*** Exercise data

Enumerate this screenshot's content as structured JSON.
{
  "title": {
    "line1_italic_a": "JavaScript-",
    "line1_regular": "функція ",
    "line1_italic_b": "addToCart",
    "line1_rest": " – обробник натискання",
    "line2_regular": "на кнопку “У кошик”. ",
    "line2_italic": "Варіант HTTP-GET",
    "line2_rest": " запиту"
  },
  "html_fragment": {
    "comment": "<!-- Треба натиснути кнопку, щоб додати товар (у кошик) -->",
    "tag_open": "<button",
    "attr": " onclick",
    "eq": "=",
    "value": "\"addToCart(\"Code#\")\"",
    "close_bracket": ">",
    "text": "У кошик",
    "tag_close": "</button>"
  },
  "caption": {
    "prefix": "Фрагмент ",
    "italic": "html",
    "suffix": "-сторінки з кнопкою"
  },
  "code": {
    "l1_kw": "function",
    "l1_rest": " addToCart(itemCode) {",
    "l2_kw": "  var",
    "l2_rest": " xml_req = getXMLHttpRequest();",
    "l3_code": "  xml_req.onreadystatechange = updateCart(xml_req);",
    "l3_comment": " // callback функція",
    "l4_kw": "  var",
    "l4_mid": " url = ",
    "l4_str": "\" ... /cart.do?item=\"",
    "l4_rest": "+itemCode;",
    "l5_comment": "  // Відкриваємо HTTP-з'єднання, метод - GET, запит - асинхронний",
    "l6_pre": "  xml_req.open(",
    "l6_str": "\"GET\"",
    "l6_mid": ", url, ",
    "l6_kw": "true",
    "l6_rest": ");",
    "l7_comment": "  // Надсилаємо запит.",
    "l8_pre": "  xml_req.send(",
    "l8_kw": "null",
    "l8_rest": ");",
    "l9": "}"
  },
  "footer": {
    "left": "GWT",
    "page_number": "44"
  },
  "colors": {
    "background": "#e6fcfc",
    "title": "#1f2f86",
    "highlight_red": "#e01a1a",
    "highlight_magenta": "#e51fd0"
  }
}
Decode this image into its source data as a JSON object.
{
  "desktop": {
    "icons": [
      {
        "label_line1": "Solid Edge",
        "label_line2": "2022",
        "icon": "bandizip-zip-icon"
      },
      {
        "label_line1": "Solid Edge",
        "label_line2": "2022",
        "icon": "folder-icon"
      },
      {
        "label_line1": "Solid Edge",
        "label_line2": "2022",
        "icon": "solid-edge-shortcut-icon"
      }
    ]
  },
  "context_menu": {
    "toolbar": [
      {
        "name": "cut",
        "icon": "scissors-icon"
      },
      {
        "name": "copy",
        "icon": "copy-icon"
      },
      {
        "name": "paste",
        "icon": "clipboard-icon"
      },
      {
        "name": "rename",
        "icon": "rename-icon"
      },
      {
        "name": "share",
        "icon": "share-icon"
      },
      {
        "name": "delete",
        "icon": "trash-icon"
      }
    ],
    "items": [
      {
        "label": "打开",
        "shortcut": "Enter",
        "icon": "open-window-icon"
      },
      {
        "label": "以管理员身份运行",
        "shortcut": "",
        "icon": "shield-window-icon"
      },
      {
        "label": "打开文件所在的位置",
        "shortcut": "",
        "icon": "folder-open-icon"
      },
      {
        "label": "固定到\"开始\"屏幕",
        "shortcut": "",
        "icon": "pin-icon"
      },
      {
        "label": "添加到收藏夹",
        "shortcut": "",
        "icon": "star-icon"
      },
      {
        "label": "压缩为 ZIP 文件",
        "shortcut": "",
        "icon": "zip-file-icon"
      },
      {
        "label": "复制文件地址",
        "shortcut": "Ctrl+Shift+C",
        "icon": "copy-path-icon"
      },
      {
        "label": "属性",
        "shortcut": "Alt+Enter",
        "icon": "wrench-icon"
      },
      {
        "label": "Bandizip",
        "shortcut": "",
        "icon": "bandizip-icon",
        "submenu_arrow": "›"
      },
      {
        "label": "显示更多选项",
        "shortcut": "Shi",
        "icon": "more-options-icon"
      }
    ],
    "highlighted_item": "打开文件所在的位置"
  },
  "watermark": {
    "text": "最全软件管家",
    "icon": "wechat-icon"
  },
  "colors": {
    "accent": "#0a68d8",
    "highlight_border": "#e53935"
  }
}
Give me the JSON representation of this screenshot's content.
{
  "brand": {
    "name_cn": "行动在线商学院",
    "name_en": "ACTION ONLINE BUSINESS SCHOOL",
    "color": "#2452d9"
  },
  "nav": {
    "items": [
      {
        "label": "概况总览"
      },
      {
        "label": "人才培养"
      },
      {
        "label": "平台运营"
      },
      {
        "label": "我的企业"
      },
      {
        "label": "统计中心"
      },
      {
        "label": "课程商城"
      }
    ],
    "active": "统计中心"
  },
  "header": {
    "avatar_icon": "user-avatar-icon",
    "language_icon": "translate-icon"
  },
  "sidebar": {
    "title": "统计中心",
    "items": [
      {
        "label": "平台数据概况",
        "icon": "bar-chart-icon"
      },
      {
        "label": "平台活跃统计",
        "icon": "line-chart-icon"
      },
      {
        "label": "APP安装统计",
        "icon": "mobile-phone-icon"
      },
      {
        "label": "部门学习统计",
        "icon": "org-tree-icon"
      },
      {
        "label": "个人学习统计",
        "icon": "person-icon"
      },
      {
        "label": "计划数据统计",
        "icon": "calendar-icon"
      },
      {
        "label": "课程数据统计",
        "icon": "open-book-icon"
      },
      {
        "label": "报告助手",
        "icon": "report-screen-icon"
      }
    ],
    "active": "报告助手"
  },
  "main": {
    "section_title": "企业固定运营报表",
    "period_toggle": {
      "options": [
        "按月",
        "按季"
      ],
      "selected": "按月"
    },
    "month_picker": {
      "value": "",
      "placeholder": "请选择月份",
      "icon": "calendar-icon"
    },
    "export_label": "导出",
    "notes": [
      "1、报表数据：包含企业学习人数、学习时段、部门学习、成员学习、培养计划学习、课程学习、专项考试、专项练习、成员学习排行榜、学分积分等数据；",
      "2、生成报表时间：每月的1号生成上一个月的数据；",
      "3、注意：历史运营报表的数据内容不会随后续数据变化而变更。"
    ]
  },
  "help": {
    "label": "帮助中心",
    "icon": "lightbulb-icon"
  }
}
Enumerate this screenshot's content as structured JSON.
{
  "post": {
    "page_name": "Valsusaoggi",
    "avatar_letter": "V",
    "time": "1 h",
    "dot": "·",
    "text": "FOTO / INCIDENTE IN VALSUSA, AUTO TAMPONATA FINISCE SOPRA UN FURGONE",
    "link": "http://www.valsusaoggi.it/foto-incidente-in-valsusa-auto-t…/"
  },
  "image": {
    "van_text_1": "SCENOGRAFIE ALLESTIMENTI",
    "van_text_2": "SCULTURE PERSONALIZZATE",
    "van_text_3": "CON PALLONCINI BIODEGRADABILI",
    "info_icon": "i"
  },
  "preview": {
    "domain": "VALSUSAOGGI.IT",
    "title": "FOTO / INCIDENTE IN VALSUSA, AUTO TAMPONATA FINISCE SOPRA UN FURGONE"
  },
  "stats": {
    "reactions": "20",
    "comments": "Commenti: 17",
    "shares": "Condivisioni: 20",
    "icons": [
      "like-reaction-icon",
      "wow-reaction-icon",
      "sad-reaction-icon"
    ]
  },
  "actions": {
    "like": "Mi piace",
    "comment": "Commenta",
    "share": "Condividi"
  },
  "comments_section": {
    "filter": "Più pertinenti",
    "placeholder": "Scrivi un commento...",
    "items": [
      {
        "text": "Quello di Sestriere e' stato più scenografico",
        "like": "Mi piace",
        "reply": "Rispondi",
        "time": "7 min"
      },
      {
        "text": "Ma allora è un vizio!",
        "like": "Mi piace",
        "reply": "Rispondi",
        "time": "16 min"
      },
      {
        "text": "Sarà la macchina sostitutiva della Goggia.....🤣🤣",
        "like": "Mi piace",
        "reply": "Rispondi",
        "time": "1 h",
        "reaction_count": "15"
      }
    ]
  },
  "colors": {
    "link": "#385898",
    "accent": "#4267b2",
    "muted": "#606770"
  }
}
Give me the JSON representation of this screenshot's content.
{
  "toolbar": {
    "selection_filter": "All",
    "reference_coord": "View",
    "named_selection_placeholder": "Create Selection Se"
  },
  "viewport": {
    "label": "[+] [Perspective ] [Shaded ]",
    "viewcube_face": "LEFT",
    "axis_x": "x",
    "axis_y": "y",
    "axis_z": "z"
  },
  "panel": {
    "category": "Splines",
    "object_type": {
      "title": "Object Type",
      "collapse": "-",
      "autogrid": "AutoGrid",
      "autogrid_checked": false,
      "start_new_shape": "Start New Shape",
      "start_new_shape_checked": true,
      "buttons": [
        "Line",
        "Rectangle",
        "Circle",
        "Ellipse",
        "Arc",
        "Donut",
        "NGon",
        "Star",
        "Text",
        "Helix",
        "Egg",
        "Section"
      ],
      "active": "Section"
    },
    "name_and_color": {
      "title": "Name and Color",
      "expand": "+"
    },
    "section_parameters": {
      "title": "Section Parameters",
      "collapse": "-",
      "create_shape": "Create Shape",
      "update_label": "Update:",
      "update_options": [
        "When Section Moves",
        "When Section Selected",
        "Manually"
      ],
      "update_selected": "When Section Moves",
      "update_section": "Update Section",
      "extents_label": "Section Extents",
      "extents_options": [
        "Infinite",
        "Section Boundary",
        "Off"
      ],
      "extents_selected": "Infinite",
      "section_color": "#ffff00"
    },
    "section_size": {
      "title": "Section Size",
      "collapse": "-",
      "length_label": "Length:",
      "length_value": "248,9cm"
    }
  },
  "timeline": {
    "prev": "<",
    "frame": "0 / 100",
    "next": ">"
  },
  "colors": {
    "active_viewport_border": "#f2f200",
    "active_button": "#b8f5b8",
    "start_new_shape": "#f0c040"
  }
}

******

### Request
Read the data above. Pull out each line in which the string "itemCode" appears.

### Problem solution
    "l1_rest": " addToCart(itemCode) {",
    "l4_rest": "+itemCode;",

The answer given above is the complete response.